Instruction: Below are records; count the lines in them that hold "color" and give only the count.

Source records:
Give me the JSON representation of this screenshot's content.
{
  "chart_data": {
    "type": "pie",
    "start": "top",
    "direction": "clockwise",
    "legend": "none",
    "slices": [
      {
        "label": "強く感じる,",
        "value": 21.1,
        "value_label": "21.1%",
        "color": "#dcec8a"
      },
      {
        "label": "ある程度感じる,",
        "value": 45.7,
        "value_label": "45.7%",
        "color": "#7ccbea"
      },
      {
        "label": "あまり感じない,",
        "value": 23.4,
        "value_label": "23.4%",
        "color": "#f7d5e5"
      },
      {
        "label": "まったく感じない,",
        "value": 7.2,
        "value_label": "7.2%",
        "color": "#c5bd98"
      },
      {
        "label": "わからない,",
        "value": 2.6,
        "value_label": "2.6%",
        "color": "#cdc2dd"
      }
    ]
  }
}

Worked solution: 5